Collected data:
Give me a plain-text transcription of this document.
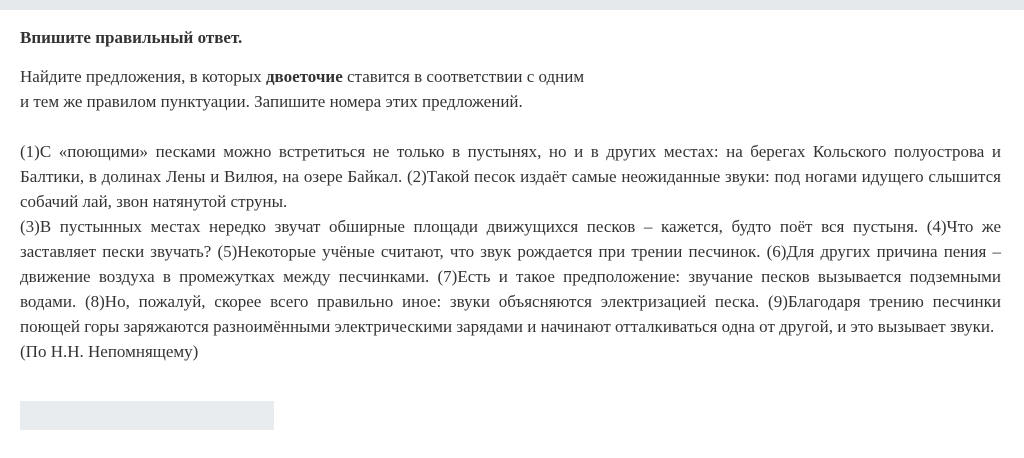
Впишите правильный ответ.

Найдите предложения, в которых двоеточие ставится в соответствии с одним
и тем же правилом пунктуации. Запишите номера этих предложений.

(1)С «поющими» песками можно встретиться не только в пустынях, но и в других местах: на берегах Кольского полуострова и Балтики, в долинах Лены и Вилюя, на озере Байкал. (2)Такой песок издаёт самые неожиданные звуки: под ногами идущего слышится собачий лай, звон натянутой струны.

(3)В пустынных местах нередко звучат обширные площади движущихся песков – кажется, будто поёт вся пустыня. (4)Что же заставляет пески звучать? (5)Некоторые учёные считают, что звук рождается при трении песчинок. (6)Для других причина пения – движение воздуха в промежутках между песчинками. (7)Есть и такое предположение: звучание песков вызывается подземными водами. (8)Но, пожалуй, скорее всего правильно иное: звуки объясняются электризацией песка. (9)Благодаря трению песчинки поющей горы заряжаются разноимёнными электрическими зарядами и начинают отталкиваться одна от другой, и это вызывает звуки.

(По Н.Н. Непомнящему)
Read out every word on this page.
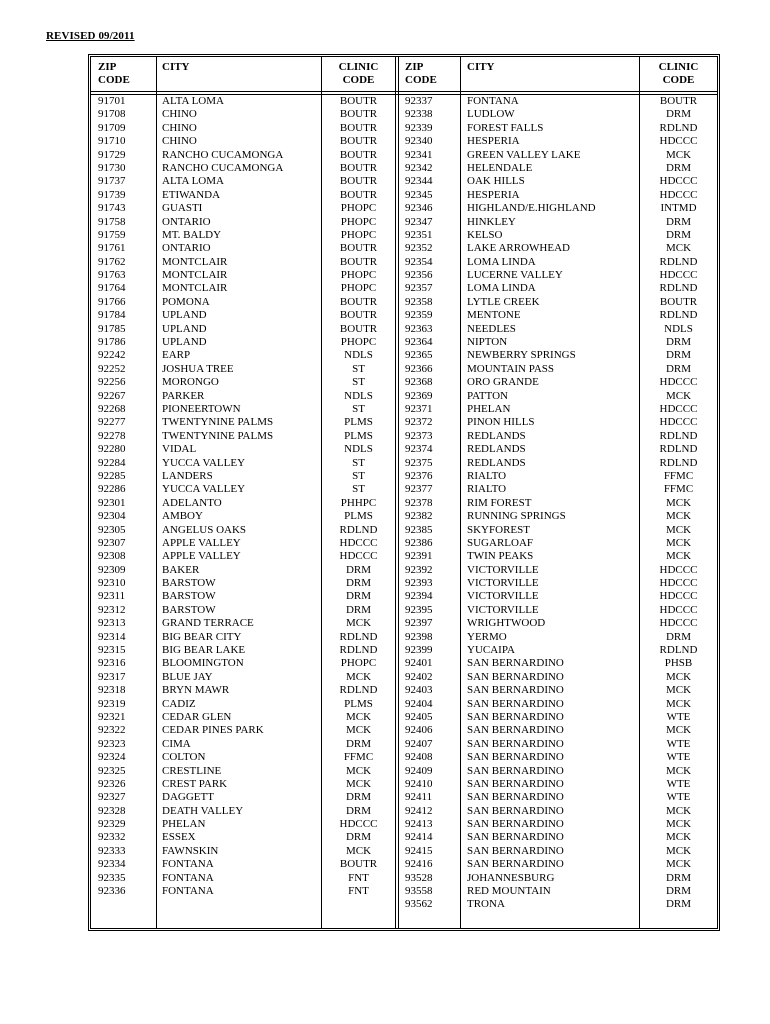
REVISED 09/2011
ZIP
CODE
CITY	CLINIC
CODE
ZIP
CODE
CITY	CLINIC
CODE
91701
91708
91709
91710
91729
91730
91737
91739
91743
91758
91759
91761
91762
91763
91764
91766
91784
91785
91786
92242
92252
92256
92267
92268
92277
92278
92280
92284
92285
92286
92301
92304
92305
92307
92308
92309
92310
92311
92312
92313
92314
92315
92316
92317
92318
92319
92321
92322
92323
92324
92325
92326
92327
92328
92329
92332
92333
92334
92335
92336
ALTA LOMA
CHINO
CHINO
CHINO
RANCHO CUCAMONGA
RANCHO CUCAMONGA
ALTA LOMA
ETIWANDA
GUASTI
ONTARIO
MT. BALDY
ONTARIO
MONTCLAIR
MONTCLAIR
MONTCLAIR
POMONA
UPLAND
UPLAND
UPLAND
EARP
JOSHUA TREE
MORONGO
PARKER
PIONEERTOWN
TWENTYNINE PALMS
TWENTYNINE PALMS
VIDAL
YUCCA VALLEY
LANDERS
YUCCA VALLEY
ADELANTO
AMBOY
ANGELUS OAKS
APPLE VALLEY
APPLE VALLEY
BAKER
BARSTOW
BARSTOW
BARSTOW
GRAND TERRACE
BIG BEAR CITY
BIG BEAR LAKE
BLOOMINGTON
BLUE JAY
BRYN MAWR
CADIZ
CEDAR GLEN
CEDAR PINES PARK
CIMA
COLTON
CRESTLINE
CREST PARK
DAGGETT
DEATH VALLEY
PHELAN
ESSEX
FAWNSKIN
FONTANA
FONTANA
FONTANA
BOUTR
BOUTR
BOUTR
BOUTR
BOUTR
BOUTR
BOUTR
BOUTR
PHOPC
PHOPC
PHOPC
BOUTR
BOUTR
PHOPC
PHOPC
BOUTR
BOUTR
BOUTR
PHOPC
NDLS
ST
ST
NDLS
ST
PLMS
PLMS
NDLS
ST
ST
ST
PHHPC
PLMS
RDLND
HDCCC
HDCCC
DRM
DRM
DRM
DRM
MCK
RDLND
RDLND
PHOPC
MCK
RDLND
PLMS
MCK
MCK
DRM
FFMC
MCK
MCK
DRM
DRM
HDCCC
DRM
MCK
BOUTR
FNT
FNT
92337
92338
92339
92340
92341
92342
92344
92345
92346
92347
92351
92352
92354
92356
92357
92358
92359
92363
92364
92365
92366
92368
92369
92371
92372
92373
92374
92375
92376
92377
92378
92382
92385
92386
92391
92392
92393
92394
92395
92397
92398
92399
92401
92402
92403
92404
92405
92406
92407
92408
92409
92410
92411
92412
92413
92414
92415
92416
93528
93558
93562
FONTANA
LUDLOW
FOREST FALLS
HESPERIA
GREEN VALLEY LAKE
HELENDALE
OAK HILLS
HESPERIA
HIGHLAND/E.HIGHLAND
HINKLEY
KELSO
LAKE ARROWHEAD
LOMA LINDA
LUCERNE VALLEY
LOMA LINDA
LYTLE CREEK
MENTONE
NEEDLES
NIPTON
NEWBERRY SPRINGS
MOUNTAIN PASS
ORO GRANDE
PATTON
PHELAN
PINON HILLS
REDLANDS
REDLANDS
REDLANDS
RIALTO
RIALTO
RIM FOREST
RUNNING SPRINGS
SKYFOREST
SUGARLOAF
TWIN PEAKS
VICTORVILLE
VICTORVILLE
VICTORVILLE
VICTORVILLE
WRIGHTWOOD
YERMO
YUCAIPA
SAN BERNARDINO
SAN BERNARDINO
SAN BERNARDINO
SAN BERNARDINO
SAN BERNARDINO
SAN BERNARDINO
SAN BERNARDINO
SAN BERNARDINO
SAN BERNARDINO
SAN BERNARDINO
SAN BERNARDINO
SAN BERNARDINO
SAN BERNARDINO
SAN BERNARDINO
SAN BERNARDINO
SAN BERNARDINO
JOHANNESBURG
RED MOUNTAIN
TRONA
BOUTR
DRM
RDLND
HDCCC
MCK
DRM
HDCCC
HDCCC
INTMD
DRM
DRM
MCK
RDLND
HDCCC
RDLND
BOUTR
RDLND
NDLS
DRM
DRM
DRM
HDCCC
MCK
HDCCC
HDCCC
RDLND
RDLND
RDLND
FFMC
FFMC
MCK
MCK
MCK
MCK
MCK
HDCCC
HDCCC
HDCCC
HDCCC
HDCCC
DRM
RDLND
PHSB
MCK
MCK
MCK
WTE
MCK
WTE
WTE
MCK
WTE
WTE
MCK
MCK
MCK
MCK
MCK
DRM
DRM
DRM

* _Brief_
Print the complete listing exactly as it stands, without its pictures.

* _Written solution_
Give me a plain-text transcription of this document.
Впишите правильный ответ.

Найдите предложения, в которых двоеточие ставится в соответствии с одним
и тем же правилом пунктуации. Запишите номера этих предложений.

(1)С «поющими» песками можно встретиться не только в пустынях, но и в других местах: на берегах Кольского полуострова и Балтики, в долинах Лены и Вилюя, на озере Байкал. (2)Такой песок издаёт самые неожиданные звуки: под ногами идущего слышится собачий лай, звон натянутой струны.

(3)В пустынных местах нередко звучат обширные площади движущихся песков – кажется, будто поёт вся пустыня. (4)Что же заставляет пески звучать? (5)Некоторые учёные считают, что звук рождается при трении песчинок. (6)Для других причина пения – движение воздуха в промежутках между песчинками. (7)Есть и такое предположение: звучание песков вызывается подземными водами. (8)Но, пожалуй, скорее всего правильно иное: звуки объясняются электризацией песка. (9)Благодаря трению песчинки поющей горы заряжаются разноимёнными электрическими зарядами и начинают отталкиваться одна от другой, и это вызывает звуки.

(По Н.Н. Непомнящему)
Read out every word on this page.
REVISED 09/2011
ZIP
CODE
CITY	CLINIC
CODE
ZIP
CODE
CITY	CLINIC
CODE
91701
91708
91709
91710
91729
91730
91737
91739
91743
91758
91759
91761
91762
91763
91764
91766
91784
91785
91786
92242
92252
92256
92267
92268
92277
92278
92280
92284
92285
92286
92301
92304
92305
92307
92308
92309
92310
92311
92312
92313
92314
92315
92316
92317
92318
92319
92321
92322
92323
92324
92325
92326
92327
92328
92329
92332
92333
92334
92335
92336
ALTA LOMA
CHINO
CHINO
CHINO
RANCHO CUCAMONGA
RANCHO CUCAMONGA
ALTA LOMA
ETIWANDA
GUASTI
ONTARIO
MT. BALDY
ONTARIO
MONTCLAIR
MONTCLAIR
MONTCLAIR
POMONA
UPLAND
UPLAND
UPLAND
EARP
JOSHUA TREE
MORONGO
PARKER
PIONEERTOWN
TWENTYNINE PALMS
TWENTYNINE PALMS
VIDAL
YUCCA VALLEY
LANDERS
YUCCA VALLEY
ADELANTO
AMBOY
ANGELUS OAKS
APPLE VALLEY
APPLE VALLEY
BAKER
BARSTOW
BARSTOW
BARSTOW
GRAND TERRACE
BIG BEAR CITY
BIG BEAR LAKE
BLOOMINGTON
BLUE JAY
BRYN MAWR
CADIZ
CEDAR GLEN
CEDAR PINES PARK
CIMA
COLTON
CRESTLINE
CREST PARK
DAGGETT
DEATH VALLEY
PHELAN
ESSEX
FAWNSKIN
FONTANA
FONTANA
FONTANA
BOUTR
BOUTR
BOUTR
BOUTR
BOUTR
BOUTR
BOUTR
BOUTR
PHOPC
PHOPC
PHOPC
BOUTR
BOUTR
PHOPC
PHOPC
BOUTR
BOUTR
BOUTR
PHOPC
NDLS
ST
ST
NDLS
ST
PLMS
PLMS
NDLS
ST
ST
ST
PHHPC
PLMS
RDLND
HDCCC
HDCCC
DRM
DRM
DRM
DRM
MCK
RDLND
RDLND
PHOPC
MCK
RDLND
PLMS
MCK
MCK
DRM
FFMC
MCK
MCK
DRM
DRM
HDCCC
DRM
MCK
BOUTR
FNT
FNT
92337
92338
92339
92340
92341
92342
92344
92345
92346
92347
92351
92352
92354
92356
92357
92358
92359
92363
92364
92365
92366
92368
92369
92371
92372
92373
92374
92375
92376
92377
92378
92382
92385
92386
92391
92392
92393
92394
92395
92397
92398
92399
92401
92402
92403
92404
92405
92406
92407
92408
92409
92410
92411
92412
92413
92414
92415
92416
93528
93558
93562
FONTANA
LUDLOW
FOREST FALLS
HESPERIA
GREEN VALLEY LAKE
HELENDALE
OAK HILLS
HESPERIA
HIGHLAND/E.HIGHLAND
HINKLEY
KELSO
LAKE ARROWHEAD
LOMA LINDA
LUCERNE VALLEY
LOMA LINDA
LYTLE CREEK
MENTONE
NEEDLES
NIPTON
NEWBERRY SPRINGS
MOUNTAIN PASS
ORO GRANDE
PATTON
PHELAN
PINON HILLS
REDLANDS
REDLANDS
REDLANDS
RIALTO
RIALTO
RIM FOREST
RUNNING SPRINGS
SKYFOREST
SUGARLOAF
TWIN PEAKS
VICTORVILLE
VICTORVILLE
VICTORVILLE
VICTORVILLE
WRIGHTWOOD
YERMO
YUCAIPA
SAN BERNARDINO
SAN BERNARDINO
SAN BERNARDINO
SAN BERNARDINO
SAN BERNARDINO
SAN BERNARDINO
SAN BERNARDINO
SAN BERNARDINO
SAN BERNARDINO
SAN BERNARDINO
SAN BERNARDINO
SAN BERNARDINO
SAN BERNARDINO
SAN BERNARDINO
SAN BERNARDINO
SAN BERNARDINO
JOHANNESBURG
RED MOUNTAIN
TRONA
BOUTR
DRM
RDLND
HDCCC
MCK
DRM
HDCCC
HDCCC
INTMD
DRM
DRM
MCK
RDLND
HDCCC
RDLND
BOUTR
RDLND
NDLS
DRM
DRM
DRM
HDCCC
MCK
HDCCC
HDCCC
RDLND
RDLND
RDLND
FFMC
FFMC
MCK
MCK
MCK
MCK
MCK
HDCCC
HDCCC
HDCCC
HDCCC
HDCCC
DRM
RDLND
PHSB
MCK
MCK
MCK
WTE
MCK
WTE
WTE
MCK
WTE
WTE
MCK
MCK
MCK
MCK
MCK
DRM
DRM
DRM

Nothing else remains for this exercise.